# [TRABAJO POR HACER]
A. Según la columna sobre la rebeldía, ¿en qué obra escribió Albert Camus que el hombre es la única criatura que se niega a ser lo que es?
B. Resuma en menos palabras el párrafo de la columna sobre la rebeldía que comienza con "El hombre es la única criatura", conservando sus hechos principales.
C. Prosiga la columna sobre la rebeldía a partir de su última oración.

# [PÁGINA]
====================
EL PAíS
› PANORAMA POLITICO
REBELDIAS
› Por J. M. Pasquini Durán
“El hombre es la única criatura que se niega a ser lo que es”, escribió Albert Camus en El hombre rebelde. En el mismo texto puntualizó: “Si no se cree en nada, si nada tiene sentido y no podemos afirmar valor alguno, todo es posible y nada tiene importancia [...] Se pueden atizar los crematorios como puede uno dedicarse al cuidado de los leprosos. Maldad y virtud son azar y capricho”. Hasta no hace mucho, la sociedad argentina parecía condenada a ese ánimo absurdo, según el cual da lo mismo cualquier cosa. Los más sumergidos en ese marasmo, por lo general debido a la corrosión de la miseria, son los que matan o mueren con la misma indiferencia. Nada de pro o de contra, el asesino no tiene ni deja de tener razón, porque la vida humana se convierte en una apuesta. “No siendo nada verdadero ni falso”, advertía Camus, “el mundo no se dividirá ya en justos e injustos, sino en amos y esclavos”. En esas circunstancias, salvo por las consecuencias dañinas para la seguridad urbana, apenas una minoría mostraba espanto por la decadencia. Pues bien: ese tiempo terminó, por suerte, desde el momento en que millones de argentinos abandonaron, aunque sea forzados por las circunstancias, el pasivo destino de consumidores, unos satisfechos y otros frustrados, para asumirse como ciudadanos y alzarse en rebeldía. Camus sostenía que “el movimiento de rebelión no es, en su esencia egoísta. Puede haber, sin duda, determinaciones egoístas. Pero la rebelión se hace tanto contra la mentira como contra la opresión”.
====================
# [DATOS PROPORCIONADOS]
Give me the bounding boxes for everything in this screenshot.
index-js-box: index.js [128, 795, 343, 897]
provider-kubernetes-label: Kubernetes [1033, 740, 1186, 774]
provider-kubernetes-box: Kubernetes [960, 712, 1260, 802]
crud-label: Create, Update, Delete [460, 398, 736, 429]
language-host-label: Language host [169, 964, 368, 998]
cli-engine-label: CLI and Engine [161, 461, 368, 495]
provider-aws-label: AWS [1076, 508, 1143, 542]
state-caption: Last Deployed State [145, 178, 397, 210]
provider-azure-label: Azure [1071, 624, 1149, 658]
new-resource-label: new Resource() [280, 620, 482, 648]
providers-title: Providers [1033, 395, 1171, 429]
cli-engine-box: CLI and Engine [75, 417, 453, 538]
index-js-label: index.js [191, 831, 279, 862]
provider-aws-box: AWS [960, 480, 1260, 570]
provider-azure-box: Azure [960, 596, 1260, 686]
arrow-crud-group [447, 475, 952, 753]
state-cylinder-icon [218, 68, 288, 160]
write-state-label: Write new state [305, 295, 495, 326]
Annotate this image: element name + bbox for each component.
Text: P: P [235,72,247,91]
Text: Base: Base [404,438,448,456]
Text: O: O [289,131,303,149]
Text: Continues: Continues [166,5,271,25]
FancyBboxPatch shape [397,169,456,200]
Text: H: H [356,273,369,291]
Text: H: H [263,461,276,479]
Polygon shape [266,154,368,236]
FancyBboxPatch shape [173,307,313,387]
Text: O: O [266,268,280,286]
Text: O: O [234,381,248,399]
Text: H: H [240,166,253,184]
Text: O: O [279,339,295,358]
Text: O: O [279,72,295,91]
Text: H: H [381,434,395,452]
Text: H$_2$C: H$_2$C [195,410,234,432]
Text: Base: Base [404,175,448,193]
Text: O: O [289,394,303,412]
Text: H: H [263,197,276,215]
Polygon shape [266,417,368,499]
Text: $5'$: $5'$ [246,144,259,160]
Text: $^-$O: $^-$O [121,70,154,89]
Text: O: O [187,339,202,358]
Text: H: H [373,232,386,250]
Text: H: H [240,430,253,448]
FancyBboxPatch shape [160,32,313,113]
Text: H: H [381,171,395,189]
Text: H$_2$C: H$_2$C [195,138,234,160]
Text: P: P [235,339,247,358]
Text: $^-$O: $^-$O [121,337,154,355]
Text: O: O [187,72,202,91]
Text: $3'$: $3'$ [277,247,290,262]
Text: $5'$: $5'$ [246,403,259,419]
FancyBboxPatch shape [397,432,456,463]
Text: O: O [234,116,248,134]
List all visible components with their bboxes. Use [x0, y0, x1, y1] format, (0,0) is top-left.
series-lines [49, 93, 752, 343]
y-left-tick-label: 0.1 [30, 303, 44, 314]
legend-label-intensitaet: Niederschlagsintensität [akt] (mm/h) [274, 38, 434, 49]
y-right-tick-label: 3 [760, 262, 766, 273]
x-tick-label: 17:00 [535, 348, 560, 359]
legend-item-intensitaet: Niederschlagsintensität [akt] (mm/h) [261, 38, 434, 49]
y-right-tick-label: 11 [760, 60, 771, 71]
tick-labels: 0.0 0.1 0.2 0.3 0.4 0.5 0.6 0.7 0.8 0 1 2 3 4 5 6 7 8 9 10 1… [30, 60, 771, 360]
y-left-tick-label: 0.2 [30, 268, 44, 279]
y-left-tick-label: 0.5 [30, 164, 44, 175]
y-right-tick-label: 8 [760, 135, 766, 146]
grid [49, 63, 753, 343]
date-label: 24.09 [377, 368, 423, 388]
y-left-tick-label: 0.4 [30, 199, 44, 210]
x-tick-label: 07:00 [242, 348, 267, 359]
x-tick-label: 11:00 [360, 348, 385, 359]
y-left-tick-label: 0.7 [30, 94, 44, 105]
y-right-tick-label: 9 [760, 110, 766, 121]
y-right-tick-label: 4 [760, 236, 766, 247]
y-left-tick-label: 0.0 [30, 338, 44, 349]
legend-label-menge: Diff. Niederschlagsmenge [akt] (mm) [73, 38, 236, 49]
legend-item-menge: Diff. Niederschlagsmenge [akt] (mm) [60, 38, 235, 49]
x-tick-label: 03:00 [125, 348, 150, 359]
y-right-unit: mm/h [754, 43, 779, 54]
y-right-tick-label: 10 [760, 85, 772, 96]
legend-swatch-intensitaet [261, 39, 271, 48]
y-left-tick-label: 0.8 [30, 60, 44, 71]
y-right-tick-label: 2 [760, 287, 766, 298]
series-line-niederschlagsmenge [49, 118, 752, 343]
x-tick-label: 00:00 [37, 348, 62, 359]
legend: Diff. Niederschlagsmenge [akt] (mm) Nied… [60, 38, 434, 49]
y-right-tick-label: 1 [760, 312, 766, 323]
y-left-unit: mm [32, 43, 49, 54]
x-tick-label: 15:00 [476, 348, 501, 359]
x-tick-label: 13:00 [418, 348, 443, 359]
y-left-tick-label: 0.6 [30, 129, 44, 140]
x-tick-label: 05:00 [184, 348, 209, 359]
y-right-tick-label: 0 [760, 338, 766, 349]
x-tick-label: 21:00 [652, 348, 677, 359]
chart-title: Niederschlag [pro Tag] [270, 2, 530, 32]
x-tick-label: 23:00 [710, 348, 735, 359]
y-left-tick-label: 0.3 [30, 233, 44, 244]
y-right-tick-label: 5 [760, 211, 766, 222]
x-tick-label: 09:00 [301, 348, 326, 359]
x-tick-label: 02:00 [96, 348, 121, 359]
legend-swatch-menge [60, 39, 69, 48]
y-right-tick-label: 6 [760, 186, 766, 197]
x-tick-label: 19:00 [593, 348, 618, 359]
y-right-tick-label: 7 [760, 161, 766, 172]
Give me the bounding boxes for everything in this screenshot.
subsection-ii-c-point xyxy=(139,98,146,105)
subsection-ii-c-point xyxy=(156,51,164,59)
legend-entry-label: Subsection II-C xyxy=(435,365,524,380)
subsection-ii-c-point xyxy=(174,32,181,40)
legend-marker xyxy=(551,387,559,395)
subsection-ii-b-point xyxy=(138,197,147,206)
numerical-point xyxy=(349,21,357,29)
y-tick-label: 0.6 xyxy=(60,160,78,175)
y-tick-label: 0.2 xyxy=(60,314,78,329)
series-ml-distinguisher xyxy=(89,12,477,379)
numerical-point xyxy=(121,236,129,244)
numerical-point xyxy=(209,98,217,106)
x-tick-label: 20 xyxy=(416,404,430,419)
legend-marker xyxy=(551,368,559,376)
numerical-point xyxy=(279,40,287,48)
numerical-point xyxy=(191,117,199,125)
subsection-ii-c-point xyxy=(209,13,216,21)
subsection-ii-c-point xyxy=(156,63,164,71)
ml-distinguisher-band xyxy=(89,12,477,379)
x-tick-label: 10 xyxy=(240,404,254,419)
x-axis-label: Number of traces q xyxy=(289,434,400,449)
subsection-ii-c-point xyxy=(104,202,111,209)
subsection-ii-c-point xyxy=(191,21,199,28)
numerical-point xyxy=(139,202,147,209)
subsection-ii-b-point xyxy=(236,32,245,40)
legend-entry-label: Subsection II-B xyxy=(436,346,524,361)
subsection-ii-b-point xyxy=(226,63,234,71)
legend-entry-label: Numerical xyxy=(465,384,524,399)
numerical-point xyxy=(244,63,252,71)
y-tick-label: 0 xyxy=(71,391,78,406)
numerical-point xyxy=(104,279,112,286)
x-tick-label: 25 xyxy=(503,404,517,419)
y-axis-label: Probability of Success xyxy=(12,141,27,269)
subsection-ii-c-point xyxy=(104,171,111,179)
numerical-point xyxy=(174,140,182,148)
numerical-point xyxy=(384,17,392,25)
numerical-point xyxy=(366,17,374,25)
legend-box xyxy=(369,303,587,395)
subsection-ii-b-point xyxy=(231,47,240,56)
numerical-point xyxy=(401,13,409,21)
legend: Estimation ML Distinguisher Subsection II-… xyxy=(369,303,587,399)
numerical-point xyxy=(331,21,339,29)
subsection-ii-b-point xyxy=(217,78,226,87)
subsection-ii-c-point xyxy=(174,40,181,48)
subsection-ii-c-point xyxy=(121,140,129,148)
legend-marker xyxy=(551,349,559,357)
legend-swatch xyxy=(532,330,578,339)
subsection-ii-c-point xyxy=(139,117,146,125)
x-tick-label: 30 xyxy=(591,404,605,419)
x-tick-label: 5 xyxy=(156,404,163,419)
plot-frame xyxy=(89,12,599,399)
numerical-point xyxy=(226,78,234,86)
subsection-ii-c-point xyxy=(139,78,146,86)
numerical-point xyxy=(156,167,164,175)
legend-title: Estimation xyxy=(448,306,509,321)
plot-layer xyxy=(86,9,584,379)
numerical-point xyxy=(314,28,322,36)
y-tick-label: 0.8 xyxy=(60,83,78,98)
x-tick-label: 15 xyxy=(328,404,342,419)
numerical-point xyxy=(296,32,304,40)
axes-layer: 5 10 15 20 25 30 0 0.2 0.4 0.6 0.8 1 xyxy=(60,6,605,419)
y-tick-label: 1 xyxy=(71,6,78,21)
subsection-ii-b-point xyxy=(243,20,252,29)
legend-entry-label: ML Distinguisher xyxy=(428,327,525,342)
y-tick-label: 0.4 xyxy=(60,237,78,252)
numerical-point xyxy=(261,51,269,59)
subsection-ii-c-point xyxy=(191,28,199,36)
====================
# [RESPUESTAS]
A. En El hombre rebelde.

B. En El hombre rebelde, Camus afirma que el hombre es la única criatura que se niega a ser lo que es y que, si nada tiene sentido, todo es posible y la maldad y la virtud dependen del azar. Hasta hace poco, la sociedad argentina parecía condenada a ese ánimo absurdo. Los más hundidos, en general por la miseria, mataban o morían con indiferencia, y apenas una minoría se espantaba ante la decadencia. Ese tiempo terminó cuando millones de argentinos dejaron de ser consumidores pasivos y se asumieron como ciudadanos en rebeldía. Según Camus, la rebelión no es egoísta en su esencia y se dirige tanto contra la mentira como contra la opresión.

C.
Desde aquellas jornadas del 19 y 20 de diciembre, buena parte de la ciudadanía nacional está en desobediencia. A diario, el recuento de las furias individuales y colectivas suceden en comunidades de hábitos pacíficos, bonachones, bucólicos o indolentes, cuyos habitantes se sorprenden a sí mismos y a los extraños por las expresiones de rabia y destrucción de que son capaces. Dado que la rebeldía carece de liderazgo definido o de sentido predeterminado, por momentos las actitudes y los discursos hasta pierden racionalidad, aunque a la vez el desborde tumultuoso va encontrando cauces nuevos, como son, por ejemplo, las asambleas vecinales, las conexiones interbarriales, que podrían ser un inédito punto de partida hacia formas más complejas de organización. No hay oráculos que tengan las respuestas y lo único que queda es seguir la traza, tratando de deducir por el camino recorrido cada día, lo que por andar al día siguiente. La conmoción, asentada sobre ese tipo de indefiniciones, provoca dos actitudes extremas y contrapuestas. Una teme que el torrente en lugar de purificar destruya, con un saldo de disgregación y anarquía irreparable por futuras décadas de luchas fratricidas. La otra, de un optimismo fatalista, prefiere pensar que la sociedad está embarazada de sí misma y, por lo tanto, sólo hay que esperar la hora señalada para el alumbramiento de una vida nueva.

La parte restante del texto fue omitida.